— What you should do —
Quote all of the data below exactly, please.

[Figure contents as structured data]
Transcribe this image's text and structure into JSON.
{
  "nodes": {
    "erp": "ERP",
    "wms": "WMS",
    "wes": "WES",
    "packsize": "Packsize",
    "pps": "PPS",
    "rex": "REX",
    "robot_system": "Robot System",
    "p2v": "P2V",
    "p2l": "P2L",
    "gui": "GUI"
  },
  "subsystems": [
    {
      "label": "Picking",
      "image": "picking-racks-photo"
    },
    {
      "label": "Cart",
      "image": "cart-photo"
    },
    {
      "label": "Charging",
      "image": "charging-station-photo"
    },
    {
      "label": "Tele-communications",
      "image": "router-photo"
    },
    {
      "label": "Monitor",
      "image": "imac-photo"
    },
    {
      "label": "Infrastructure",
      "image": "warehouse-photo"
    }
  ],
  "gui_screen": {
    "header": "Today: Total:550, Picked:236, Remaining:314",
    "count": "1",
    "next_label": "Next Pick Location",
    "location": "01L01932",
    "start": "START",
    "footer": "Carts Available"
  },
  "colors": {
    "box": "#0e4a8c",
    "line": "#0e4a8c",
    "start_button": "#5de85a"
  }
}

— Result of this task —
Transcribe this image's text and structure into JSON.
{
  "nodes": {
    "erp": "ERP",
    "wms": "WMS",
    "wes": "WES",
    "packsize": "Packsize",
    "pps": "PPS",
    "rex": "REX",
    "robot_system": "Robot System",
    "p2v": "P2V",
    "p2l": "P2L",
    "gui": "GUI"
  },
  "subsystems": [
    {
      "label": "Picking",
      "image": "picking-racks-photo"
    },
    {
      "label": "Cart",
      "image": "cart-photo"
    },
    {
      "label": "Charging",
      "image": "charging-station-photo"
    },
    {
      "label": "Tele-communications",
      "image": "router-photo"
    },
    {
      "label": "Monitor",
      "image": "imac-photo"
    },
    {
      "label": "Infrastructure",
      "image": "warehouse-photo"
    }
  ],
  "gui_screen": {
    "header": "Today: Total:550, Picked:236, Remaining:314",
    "count": "1",
    "next_label": "Next Pick Location",
    "location": "01L01932",
    "start": "START",
    "footer": "Carts Available"
  },
  "colors": {
    "box": "#0e4a8c",
    "line": "#0e4a8c",
    "start_button": "#5de85a"
  }
}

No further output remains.